From the entries that follow, gather each line holding the word "значения".

-=-=-=-=-

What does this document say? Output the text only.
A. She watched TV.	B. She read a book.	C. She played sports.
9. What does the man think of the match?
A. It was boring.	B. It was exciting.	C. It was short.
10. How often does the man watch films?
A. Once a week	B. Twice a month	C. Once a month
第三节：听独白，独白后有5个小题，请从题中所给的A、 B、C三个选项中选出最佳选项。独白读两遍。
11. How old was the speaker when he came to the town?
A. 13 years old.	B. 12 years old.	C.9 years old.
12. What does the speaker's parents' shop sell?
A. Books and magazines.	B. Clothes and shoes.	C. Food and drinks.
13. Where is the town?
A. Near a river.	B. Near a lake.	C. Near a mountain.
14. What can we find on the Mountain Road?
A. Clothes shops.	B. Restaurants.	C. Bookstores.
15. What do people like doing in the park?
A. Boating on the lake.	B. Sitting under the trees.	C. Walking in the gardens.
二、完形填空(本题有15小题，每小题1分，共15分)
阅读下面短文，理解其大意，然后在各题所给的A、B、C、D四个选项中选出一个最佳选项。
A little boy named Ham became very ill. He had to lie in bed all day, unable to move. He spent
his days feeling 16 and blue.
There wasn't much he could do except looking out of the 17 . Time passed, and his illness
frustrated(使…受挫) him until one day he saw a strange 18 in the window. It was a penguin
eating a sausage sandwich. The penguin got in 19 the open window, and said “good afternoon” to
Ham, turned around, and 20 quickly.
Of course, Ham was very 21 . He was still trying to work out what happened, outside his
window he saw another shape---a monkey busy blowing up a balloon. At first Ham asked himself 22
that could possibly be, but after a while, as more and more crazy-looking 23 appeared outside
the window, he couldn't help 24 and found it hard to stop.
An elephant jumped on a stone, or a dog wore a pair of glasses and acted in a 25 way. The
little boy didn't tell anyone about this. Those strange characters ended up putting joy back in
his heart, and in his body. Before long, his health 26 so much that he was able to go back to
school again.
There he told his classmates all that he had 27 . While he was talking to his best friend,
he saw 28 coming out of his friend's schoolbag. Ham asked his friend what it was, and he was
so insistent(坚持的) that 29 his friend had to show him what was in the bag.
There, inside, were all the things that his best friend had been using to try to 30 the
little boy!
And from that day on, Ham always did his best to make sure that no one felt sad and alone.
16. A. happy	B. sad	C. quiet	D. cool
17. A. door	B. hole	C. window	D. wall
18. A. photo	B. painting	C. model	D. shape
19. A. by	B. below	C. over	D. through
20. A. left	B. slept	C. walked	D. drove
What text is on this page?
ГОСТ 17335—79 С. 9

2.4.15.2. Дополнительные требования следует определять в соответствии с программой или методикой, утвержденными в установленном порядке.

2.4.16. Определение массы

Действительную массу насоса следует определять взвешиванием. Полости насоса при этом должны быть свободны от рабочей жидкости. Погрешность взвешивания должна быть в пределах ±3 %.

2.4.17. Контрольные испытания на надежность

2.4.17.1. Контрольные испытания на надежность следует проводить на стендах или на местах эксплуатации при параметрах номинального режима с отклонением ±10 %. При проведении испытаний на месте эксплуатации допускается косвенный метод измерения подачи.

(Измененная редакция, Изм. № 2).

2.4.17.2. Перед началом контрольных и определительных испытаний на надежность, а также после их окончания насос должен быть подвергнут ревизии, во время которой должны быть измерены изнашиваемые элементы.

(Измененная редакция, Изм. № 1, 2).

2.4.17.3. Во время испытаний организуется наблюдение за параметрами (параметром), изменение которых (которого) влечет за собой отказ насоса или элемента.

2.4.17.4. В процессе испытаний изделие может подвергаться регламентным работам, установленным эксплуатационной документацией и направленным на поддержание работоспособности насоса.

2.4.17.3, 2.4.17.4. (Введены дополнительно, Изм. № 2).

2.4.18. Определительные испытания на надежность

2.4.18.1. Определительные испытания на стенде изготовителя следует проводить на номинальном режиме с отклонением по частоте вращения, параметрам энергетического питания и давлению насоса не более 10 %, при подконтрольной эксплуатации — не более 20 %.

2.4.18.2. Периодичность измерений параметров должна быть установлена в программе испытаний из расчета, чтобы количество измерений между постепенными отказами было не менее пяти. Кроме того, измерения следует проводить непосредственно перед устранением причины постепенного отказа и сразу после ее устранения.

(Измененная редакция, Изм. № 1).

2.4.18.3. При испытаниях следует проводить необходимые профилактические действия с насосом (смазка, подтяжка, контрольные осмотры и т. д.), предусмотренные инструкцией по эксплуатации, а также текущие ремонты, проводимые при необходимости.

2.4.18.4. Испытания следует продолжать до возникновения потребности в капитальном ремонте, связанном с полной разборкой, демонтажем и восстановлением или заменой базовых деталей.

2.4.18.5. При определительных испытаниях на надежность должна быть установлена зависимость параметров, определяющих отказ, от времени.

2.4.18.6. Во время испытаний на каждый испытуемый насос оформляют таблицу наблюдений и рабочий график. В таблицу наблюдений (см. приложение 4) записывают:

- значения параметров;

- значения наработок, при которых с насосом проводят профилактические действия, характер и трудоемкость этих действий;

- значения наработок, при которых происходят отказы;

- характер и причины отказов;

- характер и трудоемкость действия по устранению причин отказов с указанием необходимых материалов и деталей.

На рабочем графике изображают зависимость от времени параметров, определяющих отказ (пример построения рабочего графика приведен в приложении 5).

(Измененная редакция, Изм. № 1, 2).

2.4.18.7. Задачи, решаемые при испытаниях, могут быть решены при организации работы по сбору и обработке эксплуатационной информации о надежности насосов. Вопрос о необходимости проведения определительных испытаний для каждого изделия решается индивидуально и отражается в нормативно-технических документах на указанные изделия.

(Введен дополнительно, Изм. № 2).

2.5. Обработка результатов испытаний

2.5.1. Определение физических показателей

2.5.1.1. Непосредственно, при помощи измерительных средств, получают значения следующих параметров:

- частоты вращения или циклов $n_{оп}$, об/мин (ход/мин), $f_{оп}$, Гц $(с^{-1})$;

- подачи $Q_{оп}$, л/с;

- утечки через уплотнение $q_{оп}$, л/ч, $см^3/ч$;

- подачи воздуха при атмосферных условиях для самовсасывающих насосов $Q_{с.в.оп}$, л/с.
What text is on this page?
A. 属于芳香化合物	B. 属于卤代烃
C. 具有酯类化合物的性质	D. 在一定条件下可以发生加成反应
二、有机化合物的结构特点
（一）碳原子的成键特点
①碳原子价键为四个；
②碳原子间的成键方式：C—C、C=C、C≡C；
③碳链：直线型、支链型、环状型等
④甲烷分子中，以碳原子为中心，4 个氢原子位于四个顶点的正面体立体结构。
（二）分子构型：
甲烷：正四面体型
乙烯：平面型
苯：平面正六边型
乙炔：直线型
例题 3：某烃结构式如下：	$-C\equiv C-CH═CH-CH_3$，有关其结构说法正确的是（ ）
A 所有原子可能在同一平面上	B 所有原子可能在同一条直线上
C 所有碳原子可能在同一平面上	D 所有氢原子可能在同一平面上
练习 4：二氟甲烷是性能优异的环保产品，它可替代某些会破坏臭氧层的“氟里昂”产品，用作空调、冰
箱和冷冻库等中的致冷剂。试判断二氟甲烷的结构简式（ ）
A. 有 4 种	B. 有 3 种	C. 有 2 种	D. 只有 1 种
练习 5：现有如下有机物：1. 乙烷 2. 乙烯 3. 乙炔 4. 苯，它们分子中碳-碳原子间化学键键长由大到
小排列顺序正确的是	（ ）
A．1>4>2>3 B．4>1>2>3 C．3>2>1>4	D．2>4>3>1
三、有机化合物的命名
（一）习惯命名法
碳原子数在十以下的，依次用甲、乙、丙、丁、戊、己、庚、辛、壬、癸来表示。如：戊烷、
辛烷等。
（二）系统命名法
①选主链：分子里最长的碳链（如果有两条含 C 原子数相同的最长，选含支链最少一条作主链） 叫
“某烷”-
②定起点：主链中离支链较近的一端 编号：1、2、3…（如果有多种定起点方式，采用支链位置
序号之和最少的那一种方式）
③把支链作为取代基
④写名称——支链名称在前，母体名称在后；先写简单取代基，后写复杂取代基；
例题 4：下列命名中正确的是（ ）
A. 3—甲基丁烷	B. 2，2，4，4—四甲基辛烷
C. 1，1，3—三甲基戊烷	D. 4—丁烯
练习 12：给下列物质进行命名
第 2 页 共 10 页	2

-=-=-=-=-

- [EXERCISE RESPONSE]
- значения параметров;
- значения наработок, при которых с насосом проводят профилактические действия, характер и трудоемкость этих действий;
- значения наработок, при которых происходят отказы;
2.5.1.1. Непосредственно, при помощи измерительных средств, получают значения следующих параметров:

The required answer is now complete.